Task description: Below are the records; copy each line in them that holds the word "финансирование".

Records shown:
>> START
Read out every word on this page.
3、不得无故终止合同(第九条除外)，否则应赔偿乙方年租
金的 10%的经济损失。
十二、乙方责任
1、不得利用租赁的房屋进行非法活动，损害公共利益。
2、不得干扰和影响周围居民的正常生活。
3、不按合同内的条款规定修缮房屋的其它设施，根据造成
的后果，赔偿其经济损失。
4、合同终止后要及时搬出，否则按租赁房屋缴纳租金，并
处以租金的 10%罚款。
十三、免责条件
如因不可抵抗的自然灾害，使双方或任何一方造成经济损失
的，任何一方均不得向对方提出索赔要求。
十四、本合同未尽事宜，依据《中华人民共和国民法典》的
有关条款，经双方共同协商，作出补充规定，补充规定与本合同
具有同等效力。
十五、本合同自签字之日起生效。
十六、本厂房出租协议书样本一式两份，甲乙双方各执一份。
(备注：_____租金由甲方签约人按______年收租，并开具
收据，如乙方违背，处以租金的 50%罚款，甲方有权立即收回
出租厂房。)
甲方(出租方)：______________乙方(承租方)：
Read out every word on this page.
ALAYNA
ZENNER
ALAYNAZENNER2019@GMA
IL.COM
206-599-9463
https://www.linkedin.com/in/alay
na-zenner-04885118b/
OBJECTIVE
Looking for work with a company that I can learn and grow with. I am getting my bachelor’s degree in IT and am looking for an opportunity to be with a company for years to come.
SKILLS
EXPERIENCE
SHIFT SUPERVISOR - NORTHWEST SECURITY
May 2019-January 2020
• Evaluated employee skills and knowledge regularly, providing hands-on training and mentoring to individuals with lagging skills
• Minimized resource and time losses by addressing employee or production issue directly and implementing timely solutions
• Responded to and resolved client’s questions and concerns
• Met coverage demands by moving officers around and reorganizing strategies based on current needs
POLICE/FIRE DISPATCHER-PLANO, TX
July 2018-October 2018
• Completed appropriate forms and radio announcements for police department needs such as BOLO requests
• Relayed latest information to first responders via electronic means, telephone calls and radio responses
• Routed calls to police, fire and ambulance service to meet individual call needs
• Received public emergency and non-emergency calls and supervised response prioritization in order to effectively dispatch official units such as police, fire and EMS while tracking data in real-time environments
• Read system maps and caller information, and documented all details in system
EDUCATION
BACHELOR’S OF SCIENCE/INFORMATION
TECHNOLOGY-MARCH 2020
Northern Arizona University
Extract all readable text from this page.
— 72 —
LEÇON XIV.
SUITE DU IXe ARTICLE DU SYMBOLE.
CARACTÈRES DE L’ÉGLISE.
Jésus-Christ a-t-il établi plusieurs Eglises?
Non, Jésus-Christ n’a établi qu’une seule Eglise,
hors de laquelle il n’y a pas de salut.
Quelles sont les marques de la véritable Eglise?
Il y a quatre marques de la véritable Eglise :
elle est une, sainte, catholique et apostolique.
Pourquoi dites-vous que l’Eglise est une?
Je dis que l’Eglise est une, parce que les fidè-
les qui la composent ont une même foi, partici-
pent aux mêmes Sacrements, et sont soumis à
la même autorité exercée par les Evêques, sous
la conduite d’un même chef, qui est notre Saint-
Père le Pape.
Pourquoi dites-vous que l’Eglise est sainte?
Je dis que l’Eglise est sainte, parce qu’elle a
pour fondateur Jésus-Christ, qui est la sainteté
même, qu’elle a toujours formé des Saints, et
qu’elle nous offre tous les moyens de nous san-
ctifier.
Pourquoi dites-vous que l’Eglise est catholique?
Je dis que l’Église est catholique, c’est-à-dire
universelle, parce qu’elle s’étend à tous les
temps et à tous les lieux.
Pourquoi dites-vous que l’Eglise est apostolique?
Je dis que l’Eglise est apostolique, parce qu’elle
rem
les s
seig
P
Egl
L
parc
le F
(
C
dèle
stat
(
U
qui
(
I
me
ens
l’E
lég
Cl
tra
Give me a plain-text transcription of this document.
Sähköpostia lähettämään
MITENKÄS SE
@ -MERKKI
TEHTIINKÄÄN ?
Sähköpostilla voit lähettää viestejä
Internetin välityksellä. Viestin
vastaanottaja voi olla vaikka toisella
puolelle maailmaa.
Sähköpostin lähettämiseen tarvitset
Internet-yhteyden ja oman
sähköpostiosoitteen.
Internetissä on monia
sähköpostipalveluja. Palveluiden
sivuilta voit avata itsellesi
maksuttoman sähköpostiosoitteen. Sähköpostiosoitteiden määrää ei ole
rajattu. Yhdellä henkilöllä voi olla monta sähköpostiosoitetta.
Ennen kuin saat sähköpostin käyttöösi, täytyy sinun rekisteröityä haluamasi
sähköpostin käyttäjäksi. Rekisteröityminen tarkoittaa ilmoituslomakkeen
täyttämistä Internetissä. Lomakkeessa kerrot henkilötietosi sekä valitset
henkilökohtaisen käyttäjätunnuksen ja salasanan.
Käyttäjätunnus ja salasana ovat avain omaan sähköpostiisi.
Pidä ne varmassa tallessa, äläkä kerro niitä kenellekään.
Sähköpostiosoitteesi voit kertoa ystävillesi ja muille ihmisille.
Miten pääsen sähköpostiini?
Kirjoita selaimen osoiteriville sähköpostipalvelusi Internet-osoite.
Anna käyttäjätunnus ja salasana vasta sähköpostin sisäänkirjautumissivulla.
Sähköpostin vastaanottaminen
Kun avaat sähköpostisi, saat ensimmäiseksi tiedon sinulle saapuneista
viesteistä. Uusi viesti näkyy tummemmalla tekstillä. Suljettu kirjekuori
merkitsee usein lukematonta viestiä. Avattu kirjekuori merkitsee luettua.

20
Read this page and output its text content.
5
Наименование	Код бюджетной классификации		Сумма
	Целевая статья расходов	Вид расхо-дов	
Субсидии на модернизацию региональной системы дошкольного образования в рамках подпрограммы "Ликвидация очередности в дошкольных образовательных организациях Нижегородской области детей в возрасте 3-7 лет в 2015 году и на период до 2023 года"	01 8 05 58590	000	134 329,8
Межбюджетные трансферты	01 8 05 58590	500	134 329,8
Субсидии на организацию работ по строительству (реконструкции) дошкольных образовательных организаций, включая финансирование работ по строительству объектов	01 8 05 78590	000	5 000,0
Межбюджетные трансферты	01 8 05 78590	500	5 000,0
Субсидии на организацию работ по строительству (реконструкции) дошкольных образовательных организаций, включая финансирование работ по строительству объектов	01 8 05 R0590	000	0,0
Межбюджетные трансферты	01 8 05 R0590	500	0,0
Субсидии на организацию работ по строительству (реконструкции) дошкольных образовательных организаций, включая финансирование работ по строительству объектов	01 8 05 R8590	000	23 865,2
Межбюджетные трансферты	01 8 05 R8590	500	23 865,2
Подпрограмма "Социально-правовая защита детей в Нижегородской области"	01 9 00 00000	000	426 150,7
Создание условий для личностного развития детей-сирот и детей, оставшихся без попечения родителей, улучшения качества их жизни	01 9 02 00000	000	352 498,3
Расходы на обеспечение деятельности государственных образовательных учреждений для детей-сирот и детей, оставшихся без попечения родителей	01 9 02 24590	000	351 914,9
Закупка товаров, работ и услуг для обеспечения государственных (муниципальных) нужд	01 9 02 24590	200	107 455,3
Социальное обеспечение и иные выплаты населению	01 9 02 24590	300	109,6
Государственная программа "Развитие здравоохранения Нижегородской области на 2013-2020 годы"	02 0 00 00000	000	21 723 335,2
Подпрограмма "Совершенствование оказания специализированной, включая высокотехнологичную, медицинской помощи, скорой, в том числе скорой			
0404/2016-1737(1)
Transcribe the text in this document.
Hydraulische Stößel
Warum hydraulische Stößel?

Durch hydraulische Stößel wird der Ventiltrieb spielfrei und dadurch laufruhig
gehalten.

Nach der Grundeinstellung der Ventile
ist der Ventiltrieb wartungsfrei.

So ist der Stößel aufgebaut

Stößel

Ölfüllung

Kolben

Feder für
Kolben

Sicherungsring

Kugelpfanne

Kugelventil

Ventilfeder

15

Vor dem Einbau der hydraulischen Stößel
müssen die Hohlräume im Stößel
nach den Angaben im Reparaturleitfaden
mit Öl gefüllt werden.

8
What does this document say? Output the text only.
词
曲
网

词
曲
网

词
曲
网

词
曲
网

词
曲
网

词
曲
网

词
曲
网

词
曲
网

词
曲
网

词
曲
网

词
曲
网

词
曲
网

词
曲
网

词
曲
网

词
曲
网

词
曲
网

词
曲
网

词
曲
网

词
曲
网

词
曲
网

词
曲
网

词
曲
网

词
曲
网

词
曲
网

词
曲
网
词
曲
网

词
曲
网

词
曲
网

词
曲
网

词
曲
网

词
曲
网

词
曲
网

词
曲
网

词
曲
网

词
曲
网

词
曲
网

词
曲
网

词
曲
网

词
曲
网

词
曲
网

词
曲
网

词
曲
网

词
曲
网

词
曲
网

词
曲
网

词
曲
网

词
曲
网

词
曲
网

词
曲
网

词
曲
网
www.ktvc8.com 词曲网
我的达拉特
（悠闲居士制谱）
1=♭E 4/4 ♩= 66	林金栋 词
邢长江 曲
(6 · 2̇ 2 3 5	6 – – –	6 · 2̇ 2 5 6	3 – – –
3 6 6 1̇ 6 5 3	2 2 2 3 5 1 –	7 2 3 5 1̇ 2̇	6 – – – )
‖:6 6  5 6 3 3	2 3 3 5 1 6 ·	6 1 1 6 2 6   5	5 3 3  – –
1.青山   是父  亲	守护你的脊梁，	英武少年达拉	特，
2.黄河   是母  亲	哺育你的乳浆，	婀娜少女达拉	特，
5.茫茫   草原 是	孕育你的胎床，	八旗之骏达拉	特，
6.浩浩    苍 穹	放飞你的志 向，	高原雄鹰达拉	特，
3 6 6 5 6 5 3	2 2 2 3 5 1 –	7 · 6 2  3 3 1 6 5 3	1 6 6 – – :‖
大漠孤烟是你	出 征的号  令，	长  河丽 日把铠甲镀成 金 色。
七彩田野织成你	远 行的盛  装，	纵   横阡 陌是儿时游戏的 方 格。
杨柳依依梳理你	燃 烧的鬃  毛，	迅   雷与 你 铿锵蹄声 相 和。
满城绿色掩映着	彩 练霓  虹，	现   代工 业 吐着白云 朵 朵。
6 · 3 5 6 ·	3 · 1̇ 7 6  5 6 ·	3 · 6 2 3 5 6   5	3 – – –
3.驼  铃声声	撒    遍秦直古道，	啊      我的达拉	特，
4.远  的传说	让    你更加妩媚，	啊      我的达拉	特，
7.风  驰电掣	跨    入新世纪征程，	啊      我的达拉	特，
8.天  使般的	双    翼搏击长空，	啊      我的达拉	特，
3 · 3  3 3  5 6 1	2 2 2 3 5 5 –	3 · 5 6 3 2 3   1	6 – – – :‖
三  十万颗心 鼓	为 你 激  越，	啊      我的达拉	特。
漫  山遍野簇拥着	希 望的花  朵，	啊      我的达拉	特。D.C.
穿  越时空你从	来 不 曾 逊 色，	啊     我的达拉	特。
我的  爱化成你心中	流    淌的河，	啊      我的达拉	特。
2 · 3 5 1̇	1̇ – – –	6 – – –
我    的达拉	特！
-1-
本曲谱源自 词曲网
>> END
Solution below:
Субсидии на организацию работ по строительству (реконструкции) дошкольных образовательных организаций, включая финансирование работ по строительству объектов	01 8 05 78590	000	5 000,0
Субсидии на организацию работ по строительству (реконструкции) дошкольных образовательных организаций, включая финансирование работ по строительству объектов	01 8 05 R0590	000	0,0
Субсидии на организацию работ по строительству (реконструкции) дошкольных образовательных организаций, включая финансирование работ по строительству объектов	01 8 05 R8590	000	23 865,2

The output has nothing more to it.